§ **Written problem**
Copy out every line of the records where the string "higher" occurs.

/---

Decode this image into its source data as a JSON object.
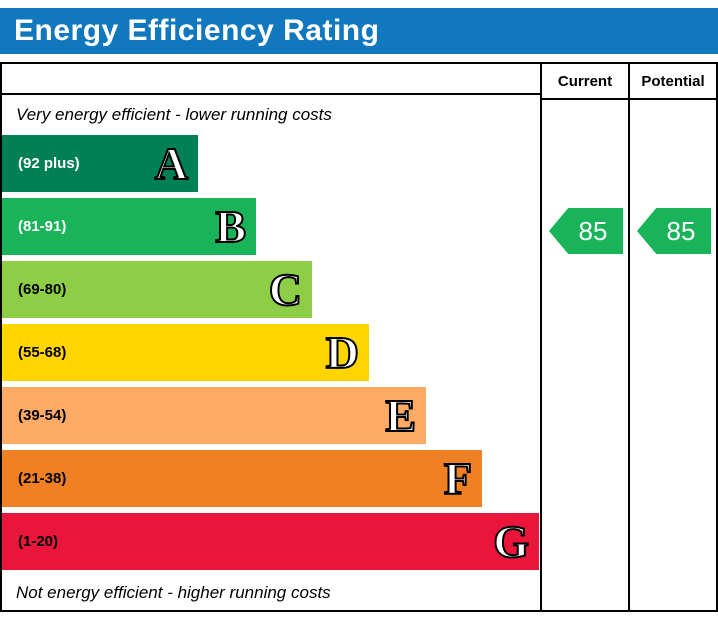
{
  "title": "Energy Efficiency Rating",
  "header_bg": "#1278be",
  "columns": {
    "current": "Current",
    "potential": "Potential"
  },
  "top_note": "Very energy efficient - lower running costs",
  "bottom_note": "Not energy efficient - higher running costs",
  "bands": [
    {
      "letter": "A",
      "range": "(92 plus)",
      "color": "#008054",
      "text_color": "#ffffff"
    },
    {
      "letter": "B",
      "range": "(81-91)",
      "color": "#19b459",
      "text_color": "#ffffff"
    },
    {
      "letter": "C",
      "range": "(69-80)",
      "color": "#8dce46",
      "text_color": "#000000"
    },
    {
      "letter": "D",
      "range": "(55-68)",
      "color": "#ffd500",
      "text_color": "#000000"
    },
    {
      "letter": "E",
      "range": "(39-54)",
      "color": "#fcaa65",
      "text_color": "#000000"
    },
    {
      "letter": "F",
      "range": "(21-38)",
      "color": "#ef8023",
      "text_color": "#000000"
    },
    {
      "letter": "G",
      "range": "(1-20)",
      "color": "#e9153b",
      "text_color": "#000000"
    }
  ],
  "current": {
    "value": "85",
    "arrow_color": "#19b459"
  },
  "potential": {
    "value": "85",
    "arrow_color": "#19b459"
  },
  "chart_data": {
    "type": "bar",
    "title": "Energy Efficiency Rating",
    "categories": [
      "A",
      "B",
      "C",
      "D",
      "E",
      "F",
      "G"
    ],
    "ranges": [
      "92 plus",
      "81-91",
      "69-80",
      "55-68",
      "39-54",
      "21-38",
      "1-20"
    ],
    "colors": [
      "#008054",
      "#19b459",
      "#8dce46",
      "#ffd500",
      "#fcaa65",
      "#ef8023",
      "#e9153b"
    ],
    "bar_relative_lengths": [
      0.37,
      0.47,
      0.58,
      0.68,
      0.79,
      0.89,
      1.0
    ],
    "legend_entries": [
      "Current",
      "Potential"
    ],
    "current": 85,
    "potential": 85,
    "current_band": "B",
    "potential_band": "B",
    "top_annotation": "Very energy efficient - lower running costs",
    "bottom_annotation": "Not energy efficient - higher running costs"
  }
}
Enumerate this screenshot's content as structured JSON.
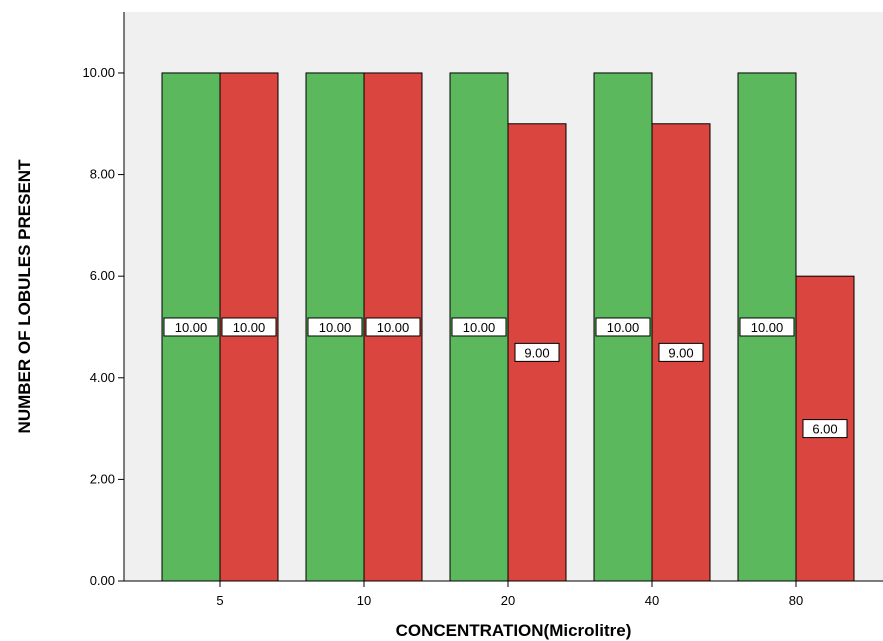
{
  "chart_data": {
    "type": "bar",
    "categories": [
      "5",
      "10",
      "20",
      "40",
      "80"
    ],
    "series": [
      {
        "color": "#5cb85c",
        "values": [
          10.0,
          10.0,
          10.0,
          10.0,
          10.0
        ],
        "labels": [
          "10.00",
          "10.00",
          "10.00",
          "10.00",
          "10.00"
        ]
      },
      {
        "color": "#db4540",
        "values": [
          10.0,
          10.0,
          9.0,
          9.0,
          6.0
        ],
        "labels": [
          "10.00",
          "10.00",
          "9.00",
          "9.00",
          "6.00"
        ]
      }
    ],
    "xlabel": "CONCENTRATION(Microlitre)",
    "ylabel": "NUMBER OF LOBULES PRESENT",
    "ylim": [
      0,
      11.2
    ],
    "yticks": [
      0,
      2,
      4,
      6,
      8,
      10
    ],
    "ytick_labels": [
      "0.00",
      "2.00",
      "4.00",
      "6.00",
      "8.00",
      "10.00"
    ],
    "grid": false,
    "legend": "none",
    "plot_background": "#f0f0f0",
    "data_label_position": "center"
  }
}
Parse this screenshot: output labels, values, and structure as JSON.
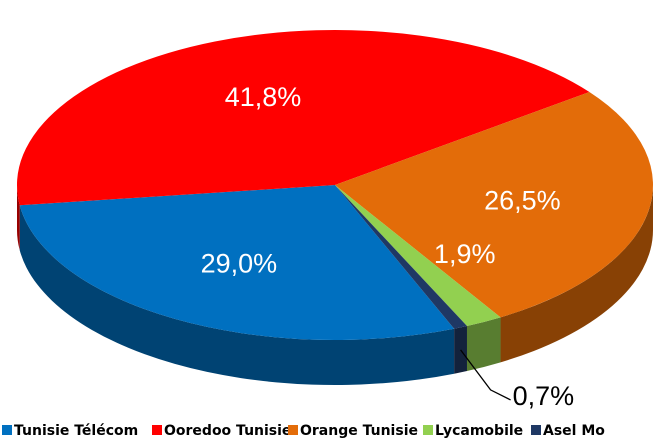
{
  "chart_data": {
    "type": "pie",
    "categories": [
      "Tunisie Télécom",
      "Ooredoo Tunisie",
      "Orange Tunisie",
      "Lycamobile",
      "Asel Mo"
    ],
    "values": [
      29.0,
      41.8,
      26.5,
      1.9,
      0.7
    ],
    "value_labels": [
      "29,0%",
      "41,8%",
      "26,5%",
      "1,9%",
      "0,7%"
    ],
    "colors": [
      "#0070c0",
      "#ff0000",
      "#e36c09",
      "#92d050",
      "#1f3864"
    ],
    "legend": "bottom"
  }
}
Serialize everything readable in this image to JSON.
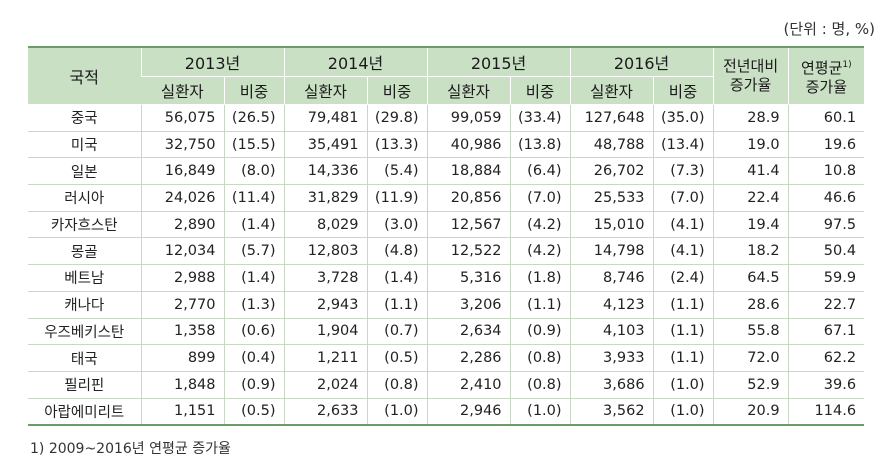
{
  "unit_note": "(단위 : 명, %)",
  "header": {
    "country": "국적",
    "years": [
      "2013년",
      "2014년",
      "2015년",
      "2016년"
    ],
    "sub_count": "실환자",
    "sub_share": "비중",
    "yoy": "전년대비 증가율",
    "cagr": "연평균",
    "cagr_sup": "1)",
    "cagr_line2": "증가율"
  },
  "rows": [
    {
      "country": "중국",
      "y2013": "56,075",
      "s2013": "(26.5)",
      "y2014": "79,481",
      "s2014": "(29.8)",
      "y2015": "99,059",
      "s2015": "(33.4)",
      "y2016": "127,648",
      "s2016": "(35.0)",
      "yoy": "28.9",
      "cagr": "60.1"
    },
    {
      "country": "미국",
      "y2013": "32,750",
      "s2013": "(15.5)",
      "y2014": "35,491",
      "s2014": "(13.3)",
      "y2015": "40,986",
      "s2015": "(13.8)",
      "y2016": "48,788",
      "s2016": "(13.4)",
      "yoy": "19.0",
      "cagr": "19.6"
    },
    {
      "country": "일본",
      "y2013": "16,849",
      "s2013": "(8.0)",
      "y2014": "14,336",
      "s2014": "(5.4)",
      "y2015": "18,884",
      "s2015": "(6.4)",
      "y2016": "26,702",
      "s2016": "(7.3)",
      "yoy": "41.4",
      "cagr": "10.8"
    },
    {
      "country": "러시아",
      "y2013": "24,026",
      "s2013": "(11.4)",
      "y2014": "31,829",
      "s2014": "(11.9)",
      "y2015": "20,856",
      "s2015": "(7.0)",
      "y2016": "25,533",
      "s2016": "(7.0)",
      "yoy": "22.4",
      "cagr": "46.6"
    },
    {
      "country": "카자흐스탄",
      "y2013": "2,890",
      "s2013": "(1.4)",
      "y2014": "8,029",
      "s2014": "(3.0)",
      "y2015": "12,567",
      "s2015": "(4.2)",
      "y2016": "15,010",
      "s2016": "(4.1)",
      "yoy": "19.4",
      "cagr": "97.5"
    },
    {
      "country": "몽골",
      "y2013": "12,034",
      "s2013": "(5.7)",
      "y2014": "12,803",
      "s2014": "(4.8)",
      "y2015": "12,522",
      "s2015": "(4.2)",
      "y2016": "14,798",
      "s2016": "(4.1)",
      "yoy": "18.2",
      "cagr": "50.4"
    },
    {
      "country": "베트남",
      "y2013": "2,988",
      "s2013": "(1.4)",
      "y2014": "3,728",
      "s2014": "(1.4)",
      "y2015": "5,316",
      "s2015": "(1.8)",
      "y2016": "8,746",
      "s2016": "(2.4)",
      "yoy": "64.5",
      "cagr": "59.9"
    },
    {
      "country": "캐나다",
      "y2013": "2,770",
      "s2013": "(1.3)",
      "y2014": "2,943",
      "s2014": "(1.1)",
      "y2015": "3,206",
      "s2015": "(1.1)",
      "y2016": "4,123",
      "s2016": "(1.1)",
      "yoy": "28.6",
      "cagr": "22.7"
    },
    {
      "country": "우즈베키스탄",
      "y2013": "1,358",
      "s2013": "(0.6)",
      "y2014": "1,904",
      "s2014": "(0.7)",
      "y2015": "2,634",
      "s2015": "(0.9)",
      "y2016": "4,103",
      "s2016": "(1.1)",
      "yoy": "55.8",
      "cagr": "67.1"
    },
    {
      "country": "태국",
      "y2013": "899",
      "s2013": "(0.4)",
      "y2014": "1,211",
      "s2014": "(0.5)",
      "y2015": "2,286",
      "s2015": "(0.8)",
      "y2016": "3,933",
      "s2016": "(1.1)",
      "yoy": "72.0",
      "cagr": "62.2"
    },
    {
      "country": "필리핀",
      "y2013": "1,848",
      "s2013": "(0.9)",
      "y2014": "2,024",
      "s2014": "(0.8)",
      "y2015": "2,410",
      "s2015": "(0.8)",
      "y2016": "3,686",
      "s2016": "(1.0)",
      "yoy": "52.9",
      "cagr": "39.6"
    },
    {
      "country": "아랍에미리트",
      "y2013": "1,151",
      "s2013": "(0.5)",
      "y2014": "2,633",
      "s2014": "(1.0)",
      "y2015": "2,946",
      "s2015": "(1.0)",
      "y2016": "3,562",
      "s2016": "(1.0)",
      "yoy": "20.9",
      "cagr": "114.6"
    }
  ],
  "footnote": "1) 2009~2016년 연평균 증가율",
  "colors": {
    "header_bg": "#c9e0c5",
    "rule": "#6c9c6a"
  }
}
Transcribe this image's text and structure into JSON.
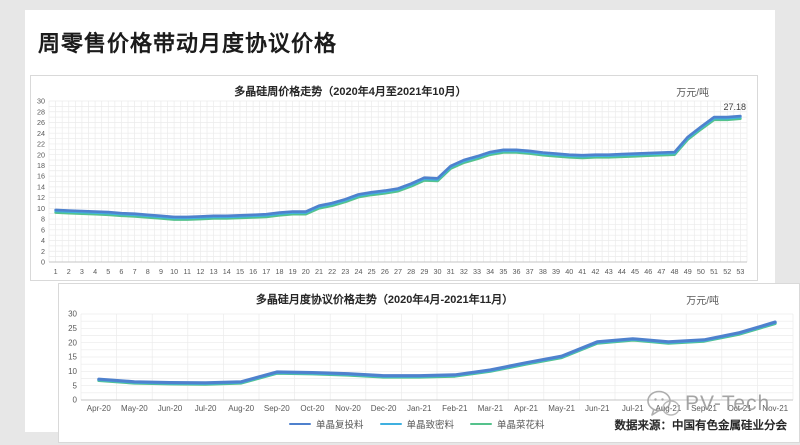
{
  "page_title": "周零售价格带动月度协议价格",
  "watermark": {
    "label": "PV-Tech"
  },
  "colors": {
    "series_blue": "#4f81cd",
    "series_lightblue": "#3fb0e0",
    "series_green": "#55c28c",
    "grid": "#ebebeb",
    "axis": "#c5c5c5",
    "tick_text": "#595959"
  },
  "chart_data": [
    {
      "type": "line",
      "title": "多晶硅周价格走势（2020年4月至2021年10月）",
      "unit": "万元/吨",
      "ylim": [
        0,
        30
      ],
      "ytick_step": 2,
      "grid": true,
      "end_label": "27.18",
      "categories": [
        1,
        2,
        3,
        4,
        5,
        6,
        7,
        8,
        9,
        10,
        11,
        12,
        13,
        14,
        15,
        16,
        17,
        18,
        19,
        20,
        21,
        22,
        23,
        24,
        25,
        26,
        27,
        28,
        29,
        30,
        31,
        32,
        33,
        34,
        35,
        36,
        37,
        38,
        39,
        40,
        41,
        42,
        43,
        44,
        45,
        46,
        47,
        48,
        49,
        50,
        51,
        52,
        53
      ],
      "series": [
        {
          "name": "单晶复投料",
          "color": "#4f81cd",
          "values": [
            9.7,
            9.6,
            9.5,
            9.4,
            9.3,
            9.1,
            9.0,
            8.8,
            8.6,
            8.4,
            8.4,
            8.5,
            8.6,
            8.6,
            8.7,
            8.8,
            8.9,
            9.2,
            9.4,
            9.4,
            10.5,
            11.0,
            11.7,
            12.6,
            13.0,
            13.3,
            13.7,
            14.6,
            15.7,
            15.6,
            17.9,
            19.0,
            19.7,
            20.5,
            20.9,
            20.9,
            20.7,
            20.4,
            20.2,
            20.0,
            19.9,
            20.0,
            20.0,
            20.1,
            20.2,
            20.3,
            20.4,
            20.5,
            23.3,
            25.2,
            27.0,
            27.0,
            27.18
          ]
        },
        {
          "name": "单晶致密料",
          "color": "#3fb0e0",
          "values": [
            9.5,
            9.4,
            9.3,
            9.2,
            9.1,
            8.9,
            8.8,
            8.6,
            8.4,
            8.2,
            8.2,
            8.3,
            8.4,
            8.4,
            8.5,
            8.6,
            8.7,
            9.0,
            9.2,
            9.2,
            10.3,
            10.8,
            11.5,
            12.4,
            12.8,
            13.1,
            13.5,
            14.4,
            15.5,
            15.4,
            17.7,
            18.8,
            19.5,
            20.3,
            20.7,
            20.7,
            20.5,
            20.2,
            20.0,
            19.8,
            19.7,
            19.8,
            19.8,
            19.9,
            20.0,
            20.1,
            20.2,
            20.3,
            23.1,
            25.0,
            26.8,
            26.8,
            27.0
          ]
        },
        {
          "name": "单晶菜花料",
          "color": "#55c28c",
          "values": [
            9.2,
            9.1,
            9.0,
            8.9,
            8.8,
            8.6,
            8.5,
            8.3,
            8.1,
            7.9,
            7.9,
            8.0,
            8.1,
            8.1,
            8.2,
            8.3,
            8.4,
            8.7,
            8.9,
            8.9,
            10.0,
            10.5,
            11.2,
            12.1,
            12.5,
            12.8,
            13.2,
            14.1,
            15.2,
            15.1,
            17.4,
            18.5,
            19.2,
            20.0,
            20.4,
            20.4,
            20.2,
            19.9,
            19.7,
            19.5,
            19.4,
            19.5,
            19.5,
            19.6,
            19.7,
            19.8,
            19.9,
            20.0,
            22.8,
            24.7,
            26.5,
            26.5,
            26.7
          ]
        }
      ]
    },
    {
      "type": "line",
      "title": "多晶硅月度协议价格走势（2020年4月-2021年11月）",
      "unit": "万元/吨",
      "ylim": [
        0,
        30
      ],
      "ytick_step": 5,
      "grid": true,
      "legend_position": "bottom",
      "source": "数据来源：中国有色金属硅业分会",
      "categories": [
        "Apr-20",
        "May-20",
        "Jun-20",
        "Jul-20",
        "Aug-20",
        "Sep-20",
        "Oct-20",
        "Nov-20",
        "Dec-20",
        "Jan-21",
        "Feb-21",
        "Mar-21",
        "Apr-21",
        "May-21",
        "Jun-21",
        "Jul-21",
        "Aug-21",
        "Sep-21",
        "Oct-21",
        "Nov-21"
      ],
      "series": [
        {
          "name": "单晶复投料",
          "color": "#4f81cd",
          "values": [
            7.3,
            6.4,
            6.1,
            6.0,
            6.4,
            9.8,
            9.6,
            9.2,
            8.5,
            8.5,
            8.8,
            10.5,
            13.0,
            15.3,
            20.3,
            21.4,
            20.3,
            21.0,
            23.5,
            27.2
          ]
        },
        {
          "name": "单晶致密料",
          "color": "#3fb0e0",
          "values": [
            7.1,
            6.2,
            5.9,
            5.8,
            6.2,
            9.6,
            9.4,
            9.0,
            8.3,
            8.3,
            8.6,
            10.3,
            12.8,
            15.1,
            20.1,
            21.2,
            20.1,
            20.8,
            23.3,
            27.0
          ]
        },
        {
          "name": "单晶菜花料",
          "color": "#55c28c",
          "values": [
            6.8,
            5.9,
            5.6,
            5.5,
            5.9,
            9.3,
            9.1,
            8.7,
            8.0,
            8.0,
            8.3,
            10.0,
            12.5,
            14.8,
            19.8,
            20.9,
            19.8,
            20.5,
            23.0,
            26.7
          ]
        }
      ]
    }
  ]
}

\---

§ **Response for this exercise**
  "bottom_note": "Not energy efficient - higher running costs",
    "bottom_annotation": "Not energy efficient - higher running costs"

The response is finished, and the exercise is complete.